§ PROBLEM DESCRIPTION: Exact repetition is required: output every record in full.

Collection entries
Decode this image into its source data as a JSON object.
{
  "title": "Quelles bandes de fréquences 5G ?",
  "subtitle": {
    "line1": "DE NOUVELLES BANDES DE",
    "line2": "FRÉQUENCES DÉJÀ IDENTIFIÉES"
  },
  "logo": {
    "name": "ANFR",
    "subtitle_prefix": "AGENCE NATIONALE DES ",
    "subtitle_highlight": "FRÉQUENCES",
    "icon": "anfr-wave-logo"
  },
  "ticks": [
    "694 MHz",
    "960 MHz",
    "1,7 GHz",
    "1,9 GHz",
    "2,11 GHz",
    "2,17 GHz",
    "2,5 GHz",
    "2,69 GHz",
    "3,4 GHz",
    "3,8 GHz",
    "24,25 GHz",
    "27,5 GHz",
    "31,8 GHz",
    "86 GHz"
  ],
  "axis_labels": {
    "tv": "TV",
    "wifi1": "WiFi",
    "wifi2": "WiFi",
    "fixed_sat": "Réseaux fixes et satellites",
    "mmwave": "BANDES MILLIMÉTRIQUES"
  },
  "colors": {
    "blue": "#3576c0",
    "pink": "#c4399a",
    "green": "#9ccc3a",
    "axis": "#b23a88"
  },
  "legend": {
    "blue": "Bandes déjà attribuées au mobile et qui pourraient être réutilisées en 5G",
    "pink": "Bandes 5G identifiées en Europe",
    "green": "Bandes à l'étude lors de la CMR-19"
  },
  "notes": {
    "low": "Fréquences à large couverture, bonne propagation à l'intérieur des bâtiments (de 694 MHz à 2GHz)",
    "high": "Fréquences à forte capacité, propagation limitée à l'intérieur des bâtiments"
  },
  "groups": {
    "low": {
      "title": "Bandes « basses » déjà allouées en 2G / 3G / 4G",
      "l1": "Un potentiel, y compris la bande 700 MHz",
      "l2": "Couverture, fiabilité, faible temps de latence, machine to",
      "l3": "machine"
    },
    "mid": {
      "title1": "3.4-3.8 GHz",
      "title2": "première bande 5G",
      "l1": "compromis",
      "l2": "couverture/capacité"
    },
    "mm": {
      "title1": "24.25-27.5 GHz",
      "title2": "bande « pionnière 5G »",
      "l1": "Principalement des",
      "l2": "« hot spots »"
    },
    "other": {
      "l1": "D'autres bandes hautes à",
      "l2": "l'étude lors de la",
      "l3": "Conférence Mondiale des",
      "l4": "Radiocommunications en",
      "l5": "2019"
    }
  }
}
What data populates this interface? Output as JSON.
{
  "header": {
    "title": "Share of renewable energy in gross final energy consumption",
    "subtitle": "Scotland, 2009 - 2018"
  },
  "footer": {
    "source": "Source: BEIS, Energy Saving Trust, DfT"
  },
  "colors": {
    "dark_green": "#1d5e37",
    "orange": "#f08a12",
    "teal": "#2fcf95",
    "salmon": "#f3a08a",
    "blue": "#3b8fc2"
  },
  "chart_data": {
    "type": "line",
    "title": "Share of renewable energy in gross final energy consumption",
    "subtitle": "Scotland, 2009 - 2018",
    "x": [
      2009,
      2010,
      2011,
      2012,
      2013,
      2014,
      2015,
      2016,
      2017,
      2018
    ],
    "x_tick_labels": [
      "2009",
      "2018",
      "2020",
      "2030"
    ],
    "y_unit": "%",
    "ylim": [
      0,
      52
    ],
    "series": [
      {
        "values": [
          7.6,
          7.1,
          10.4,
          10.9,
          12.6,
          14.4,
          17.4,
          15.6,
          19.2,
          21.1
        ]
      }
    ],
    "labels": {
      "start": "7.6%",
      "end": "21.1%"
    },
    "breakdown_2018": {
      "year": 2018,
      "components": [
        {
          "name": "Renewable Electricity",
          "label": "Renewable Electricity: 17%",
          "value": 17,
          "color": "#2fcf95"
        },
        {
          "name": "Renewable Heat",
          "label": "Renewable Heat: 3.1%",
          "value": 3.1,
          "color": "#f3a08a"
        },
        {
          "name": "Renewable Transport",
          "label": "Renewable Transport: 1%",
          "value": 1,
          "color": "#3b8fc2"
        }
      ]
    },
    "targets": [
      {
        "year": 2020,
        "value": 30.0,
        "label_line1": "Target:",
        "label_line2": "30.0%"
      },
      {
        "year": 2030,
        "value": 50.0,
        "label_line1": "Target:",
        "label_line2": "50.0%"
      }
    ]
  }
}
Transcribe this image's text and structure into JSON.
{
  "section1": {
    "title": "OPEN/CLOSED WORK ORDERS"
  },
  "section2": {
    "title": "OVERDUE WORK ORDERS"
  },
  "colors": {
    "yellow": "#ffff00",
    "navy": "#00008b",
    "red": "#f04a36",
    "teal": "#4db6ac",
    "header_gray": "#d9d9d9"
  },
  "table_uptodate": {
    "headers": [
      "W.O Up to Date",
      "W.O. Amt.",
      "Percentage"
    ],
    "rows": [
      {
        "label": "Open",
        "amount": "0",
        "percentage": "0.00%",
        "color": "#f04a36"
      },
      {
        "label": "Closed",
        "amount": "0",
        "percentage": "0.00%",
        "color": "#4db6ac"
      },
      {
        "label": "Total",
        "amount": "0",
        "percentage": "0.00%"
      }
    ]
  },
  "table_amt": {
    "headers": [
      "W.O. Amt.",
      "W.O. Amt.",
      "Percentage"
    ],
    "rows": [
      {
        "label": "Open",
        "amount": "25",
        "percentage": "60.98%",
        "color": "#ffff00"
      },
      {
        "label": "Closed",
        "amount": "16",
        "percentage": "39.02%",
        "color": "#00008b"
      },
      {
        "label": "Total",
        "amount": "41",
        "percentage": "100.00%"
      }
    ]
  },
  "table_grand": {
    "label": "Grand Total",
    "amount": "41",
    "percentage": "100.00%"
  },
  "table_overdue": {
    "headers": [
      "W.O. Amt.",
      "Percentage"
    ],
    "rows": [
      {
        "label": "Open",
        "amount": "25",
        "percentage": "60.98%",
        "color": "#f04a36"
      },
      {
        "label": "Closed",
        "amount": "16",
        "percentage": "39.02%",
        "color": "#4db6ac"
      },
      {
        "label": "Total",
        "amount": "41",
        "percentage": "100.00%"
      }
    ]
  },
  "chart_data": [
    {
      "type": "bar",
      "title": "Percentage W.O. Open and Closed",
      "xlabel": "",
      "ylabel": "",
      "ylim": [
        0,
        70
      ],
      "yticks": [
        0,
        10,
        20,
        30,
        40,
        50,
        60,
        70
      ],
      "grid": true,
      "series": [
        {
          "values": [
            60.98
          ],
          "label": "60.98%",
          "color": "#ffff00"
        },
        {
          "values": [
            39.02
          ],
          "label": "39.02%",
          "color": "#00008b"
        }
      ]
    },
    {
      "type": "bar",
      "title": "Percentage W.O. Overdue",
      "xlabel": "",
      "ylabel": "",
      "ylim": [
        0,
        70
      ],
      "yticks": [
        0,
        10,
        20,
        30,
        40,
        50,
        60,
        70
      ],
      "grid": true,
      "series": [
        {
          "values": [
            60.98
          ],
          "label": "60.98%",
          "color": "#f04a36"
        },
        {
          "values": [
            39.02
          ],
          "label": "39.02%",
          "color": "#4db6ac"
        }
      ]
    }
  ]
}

§ TASK SOLUTION:
Decode this image into its source data as a JSON object.
{
  "title": "Quelles bandes de fréquences 5G ?",
  "subtitle": {
    "line1": "DE NOUVELLES BANDES DE",
    "line2": "FRÉQUENCES DÉJÀ IDENTIFIÉES"
  },
  "logo": {
    "name": "ANFR",
    "subtitle_prefix": "AGENCE NATIONALE DES ",
    "subtitle_highlight": "FRÉQUENCES",
    "icon": "anfr-wave-logo"
  },
  "ticks": [
    "694 MHz",
    "960 MHz",
    "1,7 GHz",
    "1,9 GHz",
    "2,11 GHz",
    "2,17 GHz",
    "2,5 GHz",
    "2,69 GHz",
    "3,4 GHz",
    "3,8 GHz",
    "24,25 GHz",
    "27,5 GHz",
    "31,8 GHz",
    "86 GHz"
  ],
  "axis_labels": {
    "tv": "TV",
    "wifi1": "WiFi",
    "wifi2": "WiFi",
    "fixed_sat": "Réseaux fixes et satellites",
    "mmwave": "BANDES MILLIMÉTRIQUES"
  },
  "colors": {
    "blue": "#3576c0",
    "pink": "#c4399a",
    "green": "#9ccc3a",
    "axis": "#b23a88"
  },
  "legend": {
    "blue": "Bandes déjà attribuées au mobile et qui pourraient être réutilisées en 5G",
    "pink": "Bandes 5G identifiées en Europe",
    "green": "Bandes à l'étude lors de la CMR-19"
  },
  "notes": {
    "low": "Fréquences à large couverture, bonne propagation à l'intérieur des bâtiments (de 694 MHz à 2GHz)",
    "high": "Fréquences à forte capacité, propagation limitée à l'intérieur des bâtiments"
  },
  "groups": {
    "low": {
      "title": "Bandes « basses » déjà allouées en 2G / 3G / 4G",
      "l1": "Un potentiel, y compris la bande 700 MHz",
      "l2": "Couverture, fiabilité, faible temps de latence, machine to",
      "l3": "machine"
    },
    "mid": {
      "title1": "3.4-3.8 GHz",
      "title2": "première bande 5G",
      "l1": "compromis",
      "l2": "couverture/capacité"
    },
    "mm": {
      "title1": "24.25-27.5 GHz",
      "title2": "bande « pionnière 5G »",
      "l1": "Principalement des",
      "l2": "« hot spots »"
    },
    "other": {
      "l1": "D'autres bandes hautes à",
      "l2": "l'étude lors de la",
      "l3": "Conférence Mondiale des",
      "l4": "Radiocommunications en",
      "l5": "2019"
    }
  }
}
What data populates this interface? Output as JSON.
{
  "header": {
    "title": "Share of renewable energy in gross final energy consumption",
    "subtitle": "Scotland, 2009 - 2018"
  },
  "footer": {
    "source": "Source: BEIS, Energy Saving Trust, DfT"
  },
  "colors": {
    "dark_green": "#1d5e37",
    "orange": "#f08a12",
    "teal": "#2fcf95",
    "salmon": "#f3a08a",
    "blue": "#3b8fc2"
  },
  "chart_data": {
    "type": "line",
    "title": "Share of renewable energy in gross final energy consumption",
    "subtitle": "Scotland, 2009 - 2018",
    "x": [
      2009,
      2010,
      2011,
      2012,
      2013,
      2014,
      2015,
      2016,
      2017,
      2018
    ],
    "x_tick_labels": [
      "2009",
      "2018",
      "2020",
      "2030"
    ],
    "y_unit": "%",
    "ylim": [
      0,
      52
    ],
    "series": [
      {
        "values": [
          7.6,
          7.1,
          10.4,
          10.9,
          12.6,
          14.4,
          17.4,
          15.6,
          19.2,
          21.1
        ]
      }
    ],
    "labels": {
      "start": "7.6%",
      "end": "21.1%"
    },
    "breakdown_2018": {
      "year": 2018,
      "components": [
        {
          "name": "Renewable Electricity",
          "label": "Renewable Electricity: 17%",
          "value": 17,
          "color": "#2fcf95"
        },
        {
          "name": "Renewable Heat",
          "label": "Renewable Heat: 3.1%",
          "value": 3.1,
          "color": "#f3a08a"
        },
        {
          "name": "Renewable Transport",
          "label": "Renewable Transport: 1%",
          "value": 1,
          "color": "#3b8fc2"
        }
      ]
    },
    "targets": [
      {
        "year": 2020,
        "value": 30.0,
        "label_line1": "Target:",
        "label_line2": "30.0%"
      },
      {
        "year": 2030,
        "value": 50.0,
        "label_line1": "Target:",
        "label_line2": "50.0%"
      }
    ]
  }
}
Transcribe this image's text and structure into JSON.
{
  "section1": {
    "title": "OPEN/CLOSED WORK ORDERS"
  },
  "section2": {
    "title": "OVERDUE WORK ORDERS"
  },
  "colors": {
    "yellow": "#ffff00",
    "navy": "#00008b",
    "red": "#f04a36",
    "teal": "#4db6ac",
    "header_gray": "#d9d9d9"
  },
  "table_uptodate": {
    "headers": [
      "W.O Up to Date",
      "W.O. Amt.",
      "Percentage"
    ],
    "rows": [
      {
        "label": "Open",
        "amount": "0",
        "percentage": "0.00%",
        "color": "#f04a36"
      },
      {
        "label": "Closed",
        "amount": "0",
        "percentage": "0.00%",
        "color": "#4db6ac"
      },
      {
        "label": "Total",
        "amount": "0",
        "percentage": "0.00%"
      }
    ]
  },
  "table_amt": {
    "headers": [
      "W.O. Amt.",
      "W.O. Amt.",
      "Percentage"
    ],
    "rows": [
      {
        "label": "Open",
        "amount": "25",
        "percentage": "60.98%",
        "color": "#ffff00"
      },
      {
        "label": "Closed",
        "amount": "16",
        "percentage": "39.02%",
        "color": "#00008b"
      },
      {
        "label": "Total",
        "amount": "41",
        "percentage": "100.00%"
      }
    ]
  },
  "table_grand": {
    "label": "Grand Total",
    "amount": "41",
    "percentage": "100.00%"
  },
  "table_overdue": {
    "headers": [
      "W.O. Amt.",
      "Percentage"
    ],
    "rows": [
      {
        "label": "Open",
        "amount": "25",
        "percentage": "60.98%",
        "color": "#f04a36"
      },
      {
        "label": "Closed",
        "amount": "16",
        "percentage": "39.02%",
        "color": "#4db6ac"
      },
      {
        "label": "Total",
        "amount": "41",
        "percentage": "100.00%"
      }
    ]
  },
  "chart_data": [
    {
      "type": "bar",
      "title": "Percentage W.O. Open and Closed",
      "xlabel": "",
      "ylabel": "",
      "ylim": [
        0,
        70
      ],
      "yticks": [
        0,
        10,
        20,
        30,
        40,
        50,
        60,
        70
      ],
      "grid": true,
      "series": [
        {
          "values": [
            60.98
          ],
          "label": "60.98%",
          "color": "#ffff00"
        },
        {
          "values": [
            39.02
          ],
          "label": "39.02%",
          "color": "#00008b"
        }
      ]
    },
    {
      "type": "bar",
      "title": "Percentage W.O. Overdue",
      "xlabel": "",
      "ylabel": "",
      "ylim": [
        0,
        70
      ],
      "yticks": [
        0,
        10,
        20,
        30,
        40,
        50,
        60,
        70
      ],
      "grid": true,
      "series": [
        {
          "values": [
            60.98
          ],
          "label": "60.98%",
          "color": "#f04a36"
        },
        {
          "values": [
            39.02
          ],
          "label": "39.02%",
          "color": "#4db6ac"
        }
      ]
    }
  ]
}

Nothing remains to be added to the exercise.